(Data records)
---

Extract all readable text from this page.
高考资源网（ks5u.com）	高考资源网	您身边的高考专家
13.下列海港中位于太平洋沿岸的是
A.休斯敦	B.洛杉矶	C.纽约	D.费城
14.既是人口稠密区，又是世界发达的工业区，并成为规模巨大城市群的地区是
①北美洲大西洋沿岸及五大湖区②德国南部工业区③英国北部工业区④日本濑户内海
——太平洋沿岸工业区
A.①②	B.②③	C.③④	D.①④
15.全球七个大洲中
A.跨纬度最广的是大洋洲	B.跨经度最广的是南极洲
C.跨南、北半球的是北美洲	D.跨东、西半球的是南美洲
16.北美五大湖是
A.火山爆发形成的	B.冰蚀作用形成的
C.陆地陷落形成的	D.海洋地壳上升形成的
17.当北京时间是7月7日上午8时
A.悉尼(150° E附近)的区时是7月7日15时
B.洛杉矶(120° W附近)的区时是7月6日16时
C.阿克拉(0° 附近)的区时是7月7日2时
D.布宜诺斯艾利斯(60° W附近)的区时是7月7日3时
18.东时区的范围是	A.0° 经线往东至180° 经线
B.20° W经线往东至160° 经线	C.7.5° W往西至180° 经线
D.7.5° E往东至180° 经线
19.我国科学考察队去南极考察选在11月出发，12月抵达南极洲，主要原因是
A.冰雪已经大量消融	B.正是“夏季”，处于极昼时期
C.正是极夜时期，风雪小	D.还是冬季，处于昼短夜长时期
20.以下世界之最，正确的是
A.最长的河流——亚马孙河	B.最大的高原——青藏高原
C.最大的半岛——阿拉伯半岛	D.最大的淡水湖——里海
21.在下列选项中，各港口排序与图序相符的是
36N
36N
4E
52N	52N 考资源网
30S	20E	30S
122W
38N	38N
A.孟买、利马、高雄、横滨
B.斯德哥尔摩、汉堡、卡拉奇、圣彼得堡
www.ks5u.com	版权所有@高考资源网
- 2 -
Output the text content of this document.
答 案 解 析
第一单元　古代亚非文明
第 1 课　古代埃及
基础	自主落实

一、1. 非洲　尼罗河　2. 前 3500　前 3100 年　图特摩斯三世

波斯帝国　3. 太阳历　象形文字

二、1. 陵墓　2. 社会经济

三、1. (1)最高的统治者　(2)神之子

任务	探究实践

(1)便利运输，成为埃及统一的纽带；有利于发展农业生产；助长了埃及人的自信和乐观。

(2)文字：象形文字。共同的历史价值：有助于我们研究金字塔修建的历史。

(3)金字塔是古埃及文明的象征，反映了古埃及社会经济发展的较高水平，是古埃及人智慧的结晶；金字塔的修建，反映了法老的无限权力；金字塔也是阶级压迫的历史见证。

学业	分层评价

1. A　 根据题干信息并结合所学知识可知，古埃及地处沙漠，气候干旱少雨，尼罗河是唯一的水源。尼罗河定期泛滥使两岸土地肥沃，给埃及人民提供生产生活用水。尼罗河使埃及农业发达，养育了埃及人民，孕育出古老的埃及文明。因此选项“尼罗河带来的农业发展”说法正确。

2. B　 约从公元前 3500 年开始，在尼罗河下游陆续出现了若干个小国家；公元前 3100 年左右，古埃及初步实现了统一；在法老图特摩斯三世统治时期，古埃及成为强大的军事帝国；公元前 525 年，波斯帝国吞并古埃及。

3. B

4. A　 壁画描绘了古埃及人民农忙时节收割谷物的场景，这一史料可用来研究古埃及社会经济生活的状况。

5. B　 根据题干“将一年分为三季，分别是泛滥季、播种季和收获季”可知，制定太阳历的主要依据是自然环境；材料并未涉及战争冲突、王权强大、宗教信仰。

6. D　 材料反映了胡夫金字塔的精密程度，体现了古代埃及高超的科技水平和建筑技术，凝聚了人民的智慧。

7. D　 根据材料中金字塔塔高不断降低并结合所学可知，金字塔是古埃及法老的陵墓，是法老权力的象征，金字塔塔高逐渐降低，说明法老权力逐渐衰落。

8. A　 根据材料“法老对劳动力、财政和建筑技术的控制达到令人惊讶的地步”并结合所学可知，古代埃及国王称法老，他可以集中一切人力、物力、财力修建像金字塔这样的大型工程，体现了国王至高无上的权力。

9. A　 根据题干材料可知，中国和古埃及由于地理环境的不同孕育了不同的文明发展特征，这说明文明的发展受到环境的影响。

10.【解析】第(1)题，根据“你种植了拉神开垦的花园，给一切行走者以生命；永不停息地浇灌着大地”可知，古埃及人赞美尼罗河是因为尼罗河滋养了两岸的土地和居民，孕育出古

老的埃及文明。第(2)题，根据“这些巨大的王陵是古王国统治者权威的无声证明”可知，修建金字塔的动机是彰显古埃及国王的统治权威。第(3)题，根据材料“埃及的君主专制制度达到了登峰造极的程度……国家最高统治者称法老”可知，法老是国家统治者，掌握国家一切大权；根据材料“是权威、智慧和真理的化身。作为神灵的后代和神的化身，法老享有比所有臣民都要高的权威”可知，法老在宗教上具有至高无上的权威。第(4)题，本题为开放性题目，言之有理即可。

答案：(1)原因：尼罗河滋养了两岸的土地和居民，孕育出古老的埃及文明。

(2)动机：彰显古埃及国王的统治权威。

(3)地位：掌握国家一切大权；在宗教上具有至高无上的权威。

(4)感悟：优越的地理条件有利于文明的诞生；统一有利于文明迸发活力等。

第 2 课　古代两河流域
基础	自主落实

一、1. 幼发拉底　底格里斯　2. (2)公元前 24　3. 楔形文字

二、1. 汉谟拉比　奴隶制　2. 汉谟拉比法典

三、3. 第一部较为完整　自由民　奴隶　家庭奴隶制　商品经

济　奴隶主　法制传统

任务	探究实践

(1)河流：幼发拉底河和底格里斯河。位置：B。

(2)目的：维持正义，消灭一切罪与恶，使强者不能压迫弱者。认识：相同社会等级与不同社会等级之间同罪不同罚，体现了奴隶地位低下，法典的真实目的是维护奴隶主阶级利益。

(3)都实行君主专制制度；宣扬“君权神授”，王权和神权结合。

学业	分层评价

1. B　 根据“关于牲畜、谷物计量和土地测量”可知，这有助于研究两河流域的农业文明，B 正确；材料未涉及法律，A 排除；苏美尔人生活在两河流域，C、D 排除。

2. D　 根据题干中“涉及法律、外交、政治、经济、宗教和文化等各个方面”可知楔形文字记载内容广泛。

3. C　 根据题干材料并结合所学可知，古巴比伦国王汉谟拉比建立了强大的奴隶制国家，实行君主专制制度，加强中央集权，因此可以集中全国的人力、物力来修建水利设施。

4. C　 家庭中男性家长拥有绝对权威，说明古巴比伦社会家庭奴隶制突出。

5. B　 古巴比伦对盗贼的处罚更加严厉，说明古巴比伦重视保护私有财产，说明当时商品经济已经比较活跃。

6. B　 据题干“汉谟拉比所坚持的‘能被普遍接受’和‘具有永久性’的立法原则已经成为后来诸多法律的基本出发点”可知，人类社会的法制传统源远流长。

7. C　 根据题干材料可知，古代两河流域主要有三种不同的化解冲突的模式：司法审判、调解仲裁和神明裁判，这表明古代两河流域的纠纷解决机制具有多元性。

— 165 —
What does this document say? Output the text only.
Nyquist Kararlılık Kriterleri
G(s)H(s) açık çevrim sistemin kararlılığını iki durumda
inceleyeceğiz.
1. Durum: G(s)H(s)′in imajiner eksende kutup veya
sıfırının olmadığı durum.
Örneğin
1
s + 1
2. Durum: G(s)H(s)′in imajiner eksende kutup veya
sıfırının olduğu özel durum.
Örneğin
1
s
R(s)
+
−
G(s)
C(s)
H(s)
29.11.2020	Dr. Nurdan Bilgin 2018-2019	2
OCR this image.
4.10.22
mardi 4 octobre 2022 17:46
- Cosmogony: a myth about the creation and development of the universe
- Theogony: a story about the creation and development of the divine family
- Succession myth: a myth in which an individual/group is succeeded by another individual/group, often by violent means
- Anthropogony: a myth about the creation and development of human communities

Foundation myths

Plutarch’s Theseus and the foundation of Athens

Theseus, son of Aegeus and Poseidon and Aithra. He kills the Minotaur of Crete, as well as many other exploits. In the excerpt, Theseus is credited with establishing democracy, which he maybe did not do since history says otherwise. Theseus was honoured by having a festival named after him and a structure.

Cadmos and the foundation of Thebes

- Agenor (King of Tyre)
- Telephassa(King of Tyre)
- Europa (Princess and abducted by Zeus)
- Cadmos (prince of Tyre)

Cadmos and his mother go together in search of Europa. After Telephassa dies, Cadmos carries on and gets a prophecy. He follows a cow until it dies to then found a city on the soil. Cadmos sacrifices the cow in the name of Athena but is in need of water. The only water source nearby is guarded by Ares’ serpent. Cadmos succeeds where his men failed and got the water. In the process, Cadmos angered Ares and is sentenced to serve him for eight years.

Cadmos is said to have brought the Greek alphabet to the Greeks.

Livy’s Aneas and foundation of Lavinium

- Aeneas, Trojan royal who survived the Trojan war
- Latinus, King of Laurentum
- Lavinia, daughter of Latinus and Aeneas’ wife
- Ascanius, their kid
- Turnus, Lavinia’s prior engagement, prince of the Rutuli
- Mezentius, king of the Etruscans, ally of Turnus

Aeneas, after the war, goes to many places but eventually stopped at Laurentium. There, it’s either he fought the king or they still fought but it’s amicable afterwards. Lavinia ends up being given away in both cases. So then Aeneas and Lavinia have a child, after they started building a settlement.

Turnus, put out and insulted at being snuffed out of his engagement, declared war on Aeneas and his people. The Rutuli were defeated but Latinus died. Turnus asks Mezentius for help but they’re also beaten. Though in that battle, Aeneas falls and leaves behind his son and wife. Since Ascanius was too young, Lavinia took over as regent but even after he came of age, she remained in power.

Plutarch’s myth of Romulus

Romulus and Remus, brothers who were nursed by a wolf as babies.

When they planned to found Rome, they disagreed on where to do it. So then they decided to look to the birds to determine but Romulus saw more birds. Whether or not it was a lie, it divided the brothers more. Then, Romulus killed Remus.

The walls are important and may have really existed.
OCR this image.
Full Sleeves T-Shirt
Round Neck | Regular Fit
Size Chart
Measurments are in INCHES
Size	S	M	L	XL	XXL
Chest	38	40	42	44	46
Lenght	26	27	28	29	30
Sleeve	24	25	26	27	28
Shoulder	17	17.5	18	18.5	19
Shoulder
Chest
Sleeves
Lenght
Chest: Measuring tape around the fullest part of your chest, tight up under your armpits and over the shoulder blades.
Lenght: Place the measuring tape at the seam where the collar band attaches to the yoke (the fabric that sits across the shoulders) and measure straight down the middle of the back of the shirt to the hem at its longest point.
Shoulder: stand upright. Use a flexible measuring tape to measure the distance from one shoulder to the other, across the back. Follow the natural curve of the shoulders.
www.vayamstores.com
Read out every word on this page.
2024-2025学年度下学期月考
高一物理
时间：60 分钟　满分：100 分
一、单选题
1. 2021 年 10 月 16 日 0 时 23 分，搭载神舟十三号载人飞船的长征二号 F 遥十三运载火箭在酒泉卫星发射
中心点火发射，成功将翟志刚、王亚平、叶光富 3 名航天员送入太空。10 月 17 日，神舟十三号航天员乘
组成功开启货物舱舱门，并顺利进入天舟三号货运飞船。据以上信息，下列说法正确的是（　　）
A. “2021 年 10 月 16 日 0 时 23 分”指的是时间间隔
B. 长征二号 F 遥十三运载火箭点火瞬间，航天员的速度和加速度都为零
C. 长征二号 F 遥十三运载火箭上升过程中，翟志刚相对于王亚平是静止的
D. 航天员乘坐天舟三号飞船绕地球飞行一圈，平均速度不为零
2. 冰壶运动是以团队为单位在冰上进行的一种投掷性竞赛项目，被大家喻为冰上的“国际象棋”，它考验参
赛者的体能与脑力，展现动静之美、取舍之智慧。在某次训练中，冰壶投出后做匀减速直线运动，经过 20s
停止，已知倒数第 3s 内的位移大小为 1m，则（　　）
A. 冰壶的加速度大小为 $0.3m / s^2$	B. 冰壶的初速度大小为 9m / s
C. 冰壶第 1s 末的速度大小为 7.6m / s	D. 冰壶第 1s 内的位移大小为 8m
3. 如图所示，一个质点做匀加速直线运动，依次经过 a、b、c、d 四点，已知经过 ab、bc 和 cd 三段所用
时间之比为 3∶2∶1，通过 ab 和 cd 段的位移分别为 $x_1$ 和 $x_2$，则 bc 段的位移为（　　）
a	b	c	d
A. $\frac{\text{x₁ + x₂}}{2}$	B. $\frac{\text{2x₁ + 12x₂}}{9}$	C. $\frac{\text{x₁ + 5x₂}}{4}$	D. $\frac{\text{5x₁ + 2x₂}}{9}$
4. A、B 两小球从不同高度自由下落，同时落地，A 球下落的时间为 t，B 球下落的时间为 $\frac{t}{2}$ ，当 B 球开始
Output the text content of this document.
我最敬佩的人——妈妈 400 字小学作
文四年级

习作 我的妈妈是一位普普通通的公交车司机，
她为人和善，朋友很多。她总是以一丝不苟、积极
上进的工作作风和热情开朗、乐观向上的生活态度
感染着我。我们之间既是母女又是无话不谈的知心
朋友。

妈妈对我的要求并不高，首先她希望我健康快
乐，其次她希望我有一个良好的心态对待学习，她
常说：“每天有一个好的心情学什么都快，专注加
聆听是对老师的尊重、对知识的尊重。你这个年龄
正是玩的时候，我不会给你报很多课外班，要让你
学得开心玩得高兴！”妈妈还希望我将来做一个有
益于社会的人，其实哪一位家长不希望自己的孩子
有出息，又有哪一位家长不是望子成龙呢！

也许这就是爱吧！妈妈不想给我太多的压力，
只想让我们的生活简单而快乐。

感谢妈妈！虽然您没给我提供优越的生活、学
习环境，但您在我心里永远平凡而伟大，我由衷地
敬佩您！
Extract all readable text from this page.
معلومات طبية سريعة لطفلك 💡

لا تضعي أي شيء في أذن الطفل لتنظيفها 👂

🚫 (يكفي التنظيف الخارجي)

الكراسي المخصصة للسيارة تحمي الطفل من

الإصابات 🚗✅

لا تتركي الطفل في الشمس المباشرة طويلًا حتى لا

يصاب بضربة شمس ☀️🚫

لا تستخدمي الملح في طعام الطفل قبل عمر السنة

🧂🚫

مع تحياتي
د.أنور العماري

---

_The task:_ Keep only those lines of the records that hold "sıfırının", and return them.

_Result for this task:_
sıfırının olmadığı durum.
sıfırının olduğu özel durum.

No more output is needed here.